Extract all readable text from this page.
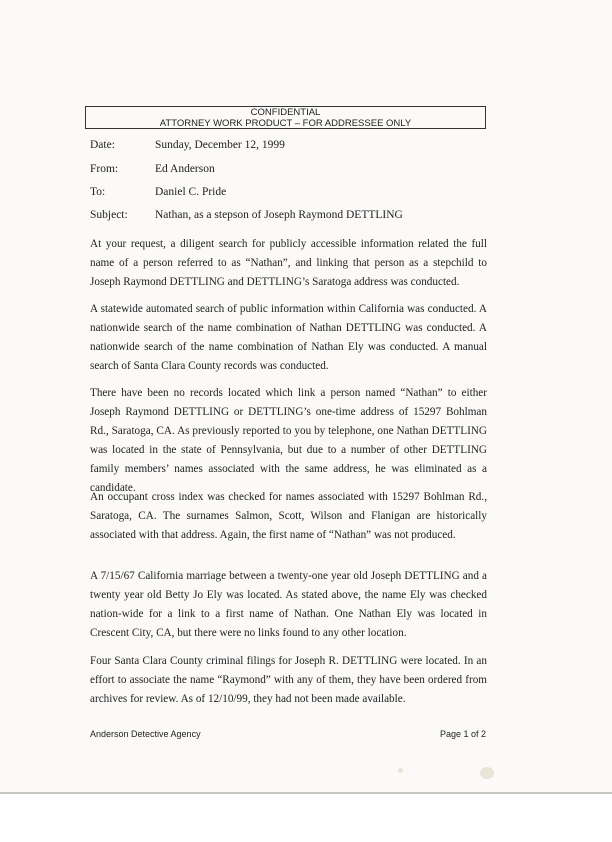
CONFIDENTIAL
ATTORNEY WORK PRODUCT – FOR ADDRESSEE ONLY
Date:	Sunday, December 12, 1999
From:	Ed Anderson
To:	Daniel C. Pride
Subject:	Nathan, as a stepson of Joseph Raymond DETTLING

At your request, a diligent search for publicly accessible information related the full name of a person referred to as “Nathan”, and linking that person as a stepchild to Joseph Raymond DETTLING and DETTLING’s Saratoga address was conducted.

A statewide automated search of public information within California was conducted. A nationwide search of the name combination of Nathan DETTLING was conducted. A nationwide search of the name combination of Nathan Ely was conducted. A manual search of Santa Clara County records was conducted.

There have been no records located which link a person named “Nathan” to either Joseph Raymond DETTLING or DETTLING’s one-time address of 15297 Bohlman Rd., Saratoga, CA. As previously reported to you by telephone, one Nathan DETTLING was located in the state of Pennsylvania, but due to a number of other DETTLING family members’ names associated with the same address, he was eliminated as a candidate.

An occupant cross index was checked for names associated with 15297 Bohlman Rd., Saratoga, CA. The surnames Salmon, Scott, Wilson and Flanigan are historically associated with that address. Again, the first name of “Nathan” was not produced.

A 7/15/67 California marriage between a twenty-one year old Joseph DETTLING and a twenty year old Betty Jo Ely was located. As stated above, the name Ely was checked nation-wide for a link to a first name of Nathan. One Nathan Ely was located in Crescent City, CA, but there were no links found to any other location.

Four Santa Clara County criminal filings for Joseph R. DETTLING were located. In an effort to associate the name “Raymond” with any of them, they have been ordered from archives for review. As of 12/10/99, they had not been made available.

Anderson Detective Agency	Page 1 of 2
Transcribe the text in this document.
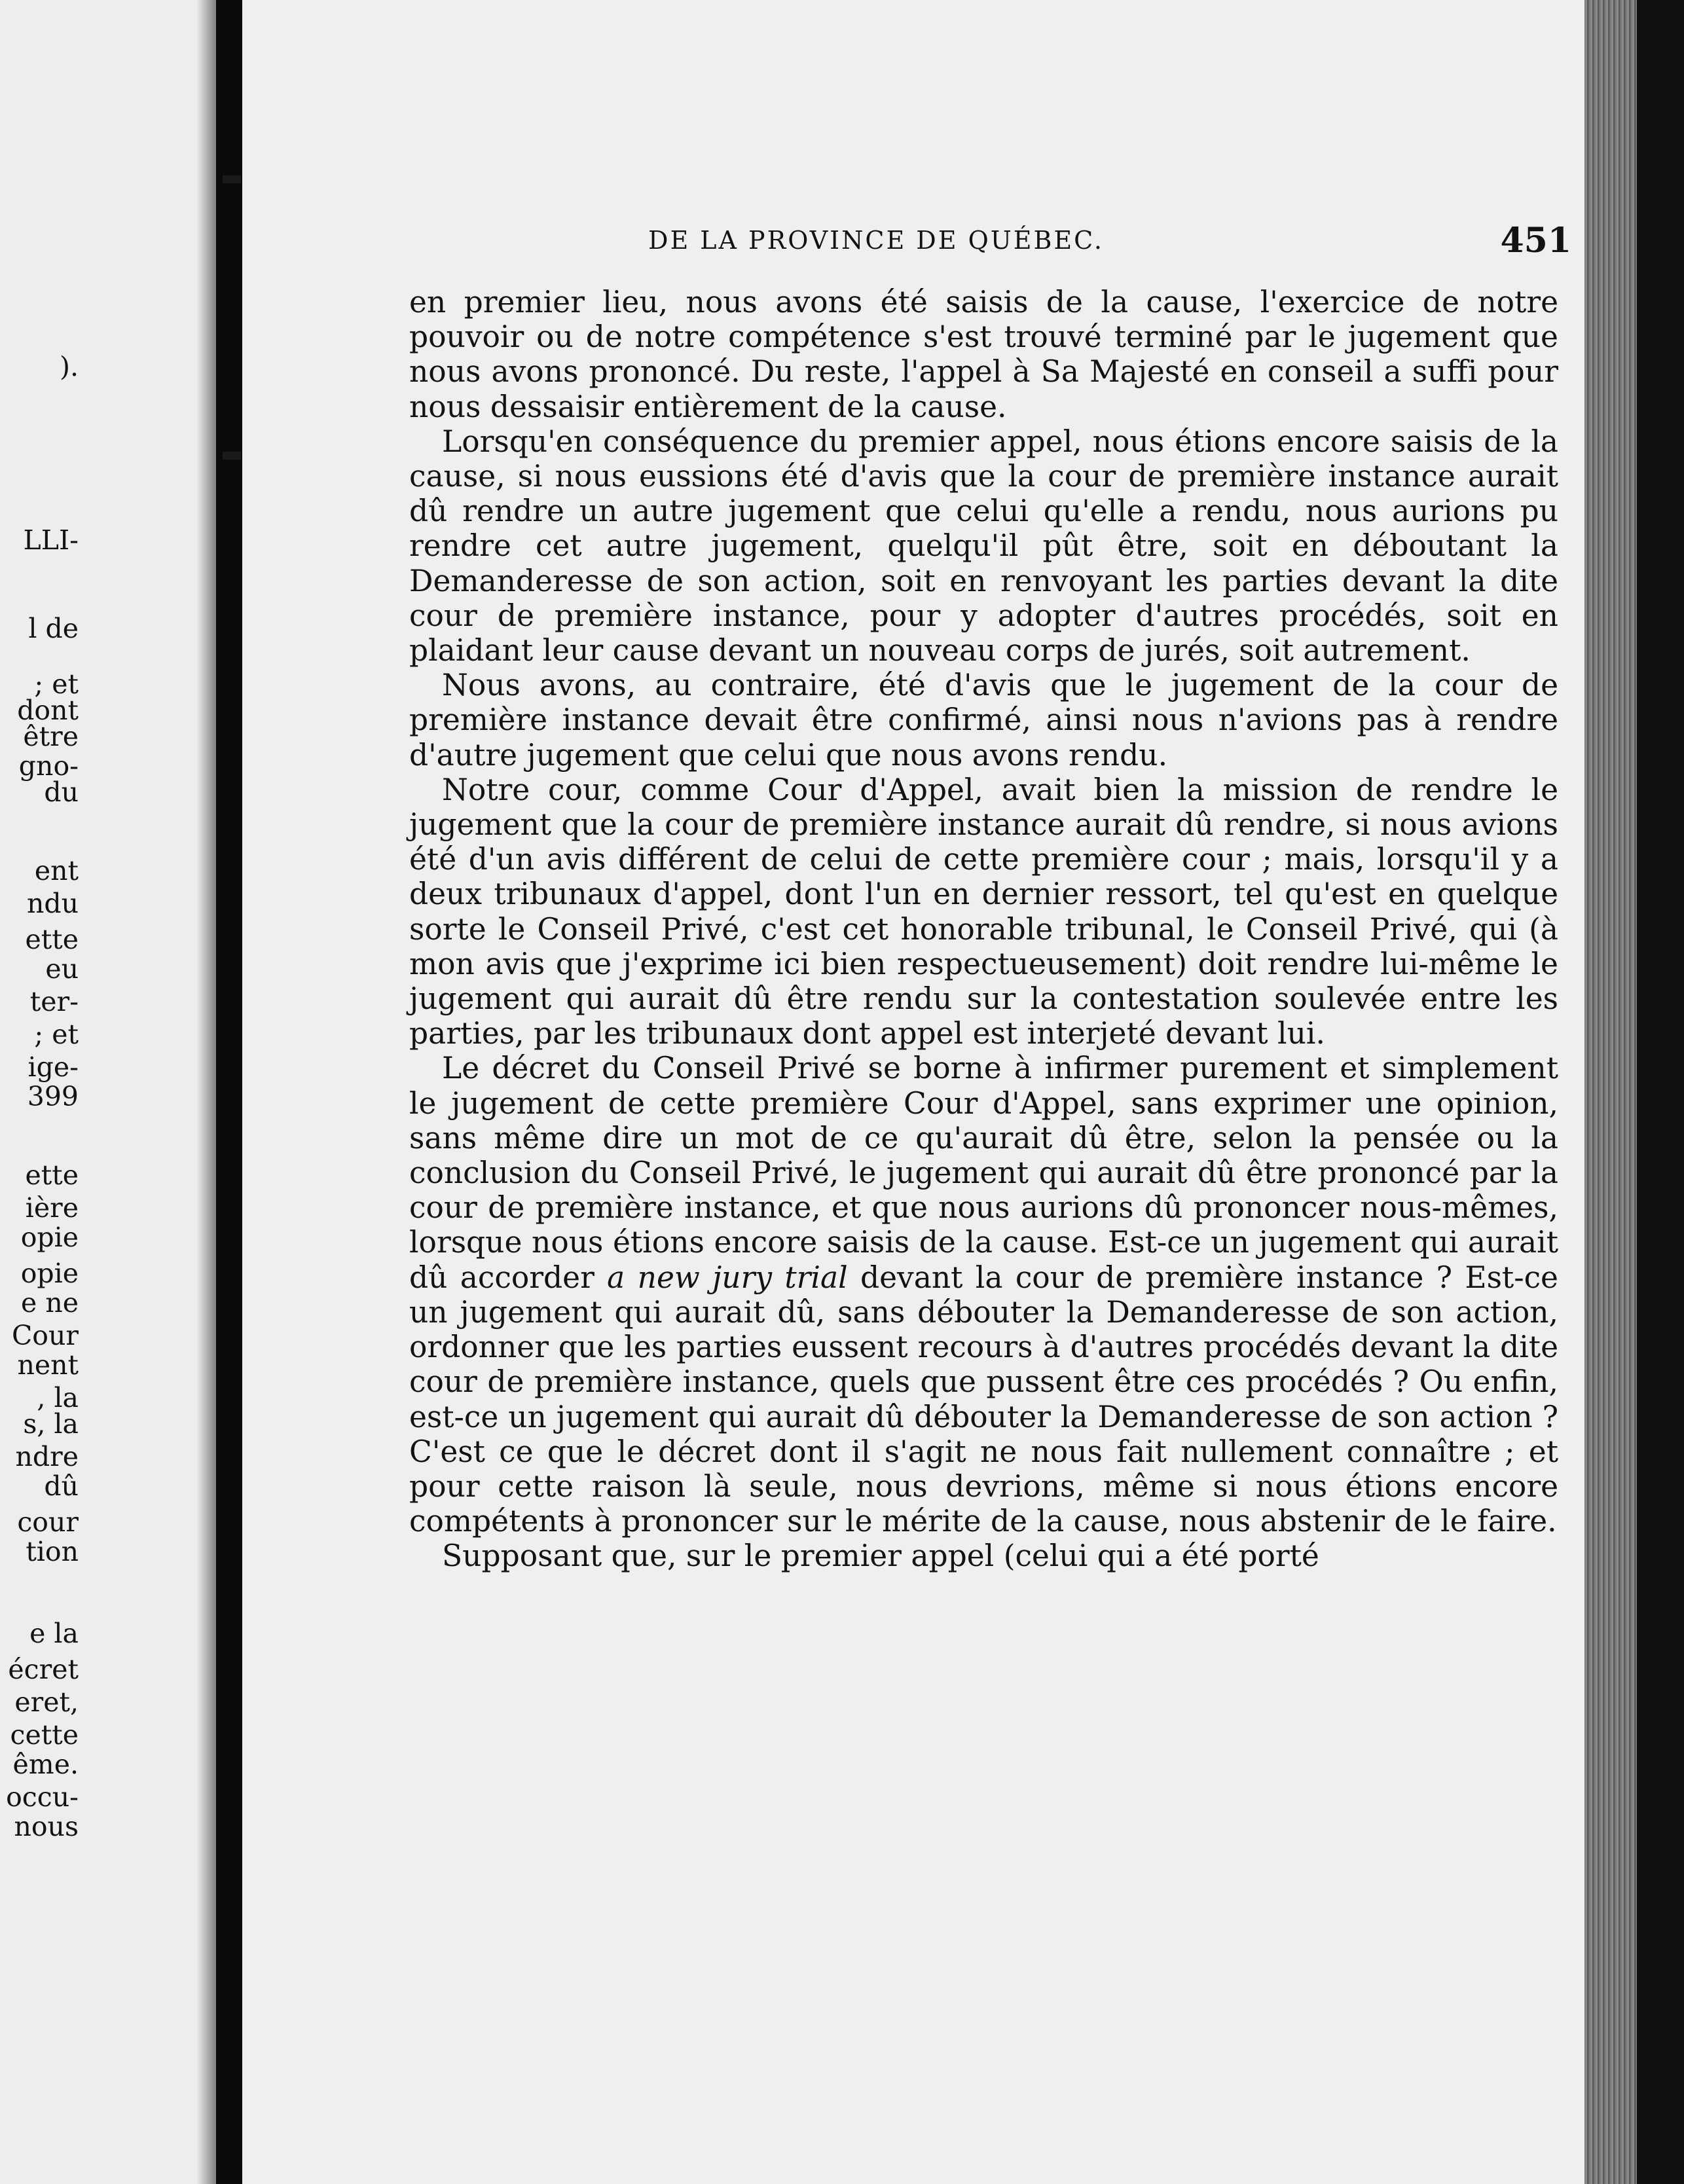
).
LLI-
l de
; et
dont
être
gno-
du
ent
ndu
ette
eu
ter-
; et
ige-
399
ette
ière
opie
opie
e ne
Cour
nent
, la
s, la
ndre
dû
cour
tion
e la
écret
eret,
cette
ême.
occu-
nous
DE LA PROVINCE DE QUÉBEC.	451

en premier lieu, nous avons été saisis de la cause, l'exercice de notre pouvoir ou de notre compétence s'est trouvé terminé par le jugement que nous avons prononcé. Du reste, l'appel à Sa Majesté en conseil a suffi pour nous dessaisir entièrement de la cause.

Lorsqu'en conséquence du premier appel, nous étions encore saisis de la cause, si nous eussions été d'avis que la cour de première instance aurait dû rendre un autre jugement que celui qu'elle a rendu, nous aurions pu rendre cet autre jugement, quelqu'il pût être, soit en déboutant la Demanderesse de son action, soit en renvoyant les parties devant la dite cour de première instance, pour y adopter d'autres procédés, soit en plaidant leur cause devant un nouveau corps de jurés, soit autrement.

Nous avons, au contraire, été d'avis que le jugement de la cour de première instance devait être confirmé, ainsi nous n'avions pas à rendre d'autre jugement que celui que nous avons rendu.

Notre cour, comme Cour d'Appel, avait bien la mission de rendre le jugement que la cour de première instance aurait dû rendre, si nous avions été d'un avis différent de celui de cette première cour ; mais, lorsqu'il y a deux tribunaux d'appel, dont l'un en dernier ressort, tel qu'est en quelque sorte le Conseil Privé, c'est cet honorable tribunal, le Conseil Privé, qui (à mon avis que j'exprime ici bien respectueusement) doit rendre lui-même le jugement qui aurait dû être rendu sur la contestation soulevée entre les parties, par les tribunaux dont appel est interjeté devant lui.

Le décret du Conseil Privé se borne à infirmer purement et simplement le jugement de cette première Cour d'Appel, sans exprimer une opinion, sans même dire un mot de ce qu'aurait dû être, selon la pensée ou la conclusion du Conseil Privé, le jugement qui aurait dû être prononcé par la cour de première instance, et que nous aurions dû prononcer nous-mêmes, lorsque nous étions encore saisis de la cause. Est-ce un jugement qui aurait dû accorder a new jury trial devant la cour de première instance ? Est-ce un jugement qui aurait dû, sans débouter la Demanderesse de son action, ordonner que les parties eussent recours à d'autres procédés devant la dite cour de première instance, quels que pussent être ces procédés ? Ou enfin, est-ce un jugement qui aurait dû débouter la Demanderesse de son action ? C'est ce que le décret dont il s'agit ne nous fait nullement connaître ; et pour cette raison là seule, nous devrions, même si nous étions encore compétents à prononcer sur le mérite de la cause, nous abstenir de le faire.

Supposant que, sur le premier appel (celui qui a été porté
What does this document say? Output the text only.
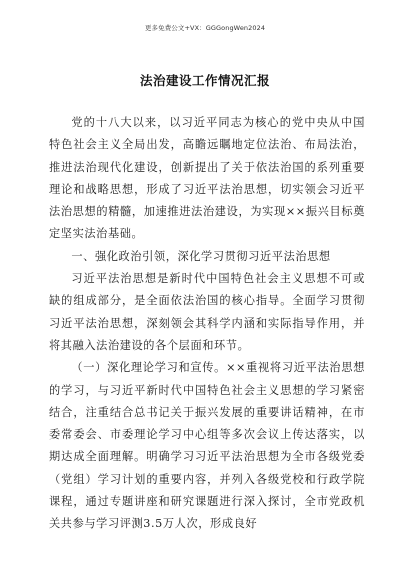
更多免费公文+VX：GGGongWen2024
法治建设工作情况汇报

党的十八大以来，以习近平同志为核心的党中央从中国特色社会主义全局出发，高瞻远瞩地定位法治、布局法治，推进法治现代化建设，创新提出了关于依法治国的系列重要理论和战略思想，形成了习近平法治思想，切实领会习近平法治思想的精髓，加速推进法治建设，为实现××振兴目标奠定坚实法治基础。

一、强化政治引领，深化学习贯彻习近平法治思想

习近平法治思想是新时代中国特色社会主义思想不可或缺的组成部分，是全面依法治国的核心指导。全面学习贯彻习近平法治思想，深刻领会其科学内涵和实际指导作用，并将其融入法治建设的各个层面和环节。

（一）深化理论学习和宣传。××重视将习近平法治思想的学习，与习近平新时代中国特色社会主义思想的学习紧密结合，注重结合总书记关于振兴发展的重要讲话精神，在市委常委会、市委理论学习中心组等多次会议上传达落实，以期达成全面理解。明确学习习近平法治思想为全市各级党委（党组）学习计划的重要内容，并列入各级党校和行政学院课程，通过专题讲座和研究课题进行深入探讨，全市党政机关共参与学习评测3.5万人次，形成良好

→ Aim of the exercise
Set down the material above as is, without any pictures.

→ Answer for the task
Extract all readable text from this page.
CONFIDENTIAL
ATTORNEY WORK PRODUCT – FOR ADDRESSEE ONLY
Date:	Sunday, December 12, 1999
From:	Ed Anderson
To:	Daniel C. Pride
Subject:	Nathan, as a stepson of Joseph Raymond DETTLING

At your request, a diligent search for publicly accessible information related the full name of a person referred to as “Nathan”, and linking that person as a stepchild to Joseph Raymond DETTLING and DETTLING’s Saratoga address was conducted.

A statewide automated search of public information within California was conducted. A nationwide search of the name combination of Nathan DETTLING was conducted. A nationwide search of the name combination of Nathan Ely was conducted. A manual search of Santa Clara County records was conducted.

There have been no records located which link a person named “Nathan” to either Joseph Raymond DETTLING or DETTLING’s one-time address of 15297 Bohlman Rd., Saratoga, CA. As previously reported to you by telephone, one Nathan DETTLING was located in the state of Pennsylvania, but due to a number of other DETTLING family members’ names associated with the same address, he was eliminated as a candidate.

An occupant cross index was checked for names associated with 15297 Bohlman Rd., Saratoga, CA. The surnames Salmon, Scott, Wilson and Flanigan are historically associated with that address. Again, the first name of “Nathan” was not produced.

A 7/15/67 California marriage between a twenty-one year old Joseph DETTLING and a twenty year old Betty Jo Ely was located. As stated above, the name Ely was checked nation-wide for a link to a first name of Nathan. One Nathan Ely was located in Crescent City, CA, but there were no links found to any other location.

Four Santa Clara County criminal filings for Joseph R. DETTLING were located. In an effort to associate the name “Raymond” with any of them, they have been ordered from archives for review. As of 12/10/99, they had not been made available.

Anderson Detective Agency	Page 1 of 2
Transcribe the text in this document.
).
LLI-
l de
; et
dont
être
gno-
du
ent
ndu
ette
eu
ter-
; et
ige-
399
ette
ière
opie
opie
e ne
Cour
nent
, la
s, la
ndre
dû
cour
tion
e la
écret
eret,
cette
ême.
occu-
nous
DE LA PROVINCE DE QUÉBEC.	451

en premier lieu, nous avons été saisis de la cause, l'exercice de notre pouvoir ou de notre compétence s'est trouvé terminé par le jugement que nous avons prononcé. Du reste, l'appel à Sa Majesté en conseil a suffi pour nous dessaisir entièrement de la cause.

Lorsqu'en conséquence du premier appel, nous étions encore saisis de la cause, si nous eussions été d'avis que la cour de première instance aurait dû rendre un autre jugement que celui qu'elle a rendu, nous aurions pu rendre cet autre jugement, quelqu'il pût être, soit en déboutant la Demanderesse de son action, soit en renvoyant les parties devant la dite cour de première instance, pour y adopter d'autres procédés, soit en plaidant leur cause devant un nouveau corps de jurés, soit autrement.

Nous avons, au contraire, été d'avis que le jugement de la cour de première instance devait être confirmé, ainsi nous n'avions pas à rendre d'autre jugement que celui que nous avons rendu.

Notre cour, comme Cour d'Appel, avait bien la mission de rendre le jugement que la cour de première instance aurait dû rendre, si nous avions été d'un avis différent de celui de cette première cour ; mais, lorsqu'il y a deux tribunaux d'appel, dont l'un en dernier ressort, tel qu'est en quelque sorte le Conseil Privé, c'est cet honorable tribunal, le Conseil Privé, qui (à mon avis que j'exprime ici bien respectueusement) doit rendre lui-même le jugement qui aurait dû être rendu sur la contestation soulevée entre les parties, par les tribunaux dont appel est interjeté devant lui.

Le décret du Conseil Privé se borne à infirmer purement et simplement le jugement de cette première Cour d'Appel, sans exprimer une opinion, sans même dire un mot de ce qu'aurait dû être, selon la pensée ou la conclusion du Conseil Privé, le jugement qui aurait dû être prononcé par la cour de première instance, et que nous aurions dû prononcer nous-mêmes, lorsque nous étions encore saisis de la cause. Est-ce un jugement qui aurait dû accorder a new jury trial devant la cour de première instance ? Est-ce un jugement qui aurait dû, sans débouter la Demanderesse de son action, ordonner que les parties eussent recours à d'autres procédés devant la dite cour de première instance, quels que pussent être ces procédés ? Ou enfin, est-ce un jugement qui aurait dû débouter la Demanderesse de son action ? C'est ce que le décret dont il s'agit ne nous fait nullement connaître ; et pour cette raison là seule, nous devrions, même si nous étions encore compétents à prononcer sur le mérite de la cause, nous abstenir de le faire.

Supposant que, sur le premier appel (celui qui a été porté
What does this document say? Output the text only.
更多免费公文+VX：GGGongWen2024
法治建设工作情况汇报

党的十八大以来，以习近平同志为核心的党中央从中国特色社会主义全局出发，高瞻远瞩地定位法治、布局法治，推进法治现代化建设，创新提出了关于依法治国的系列重要理论和战略思想，形成了习近平法治思想，切实领会习近平法治思想的精髓，加速推进法治建设，为实现××振兴目标奠定坚实法治基础。

一、强化政治引领，深化学习贯彻习近平法治思想

习近平法治思想是新时代中国特色社会主义思想不可或缺的组成部分，是全面依法治国的核心指导。全面学习贯彻习近平法治思想，深刻领会其科学内涵和实际指导作用，并将其融入法治建设的各个层面和环节。

（一）深化理论学习和宣传。××重视将习近平法治思想的学习，与习近平新时代中国特色社会主义思想的学习紧密结合，注重结合总书记关于振兴发展的重要讲话精神，在市委常委会、市委理论学习中心组等多次会议上传达落实，以期达成全面理解。明确学习习近平法治思想为全市各级党委（党组）学习计划的重要内容，并列入各级党校和行政学院课程，通过专题讲座和研究课题进行深入探讨，全市党政机关共参与学习评测3.5万人次，形成良好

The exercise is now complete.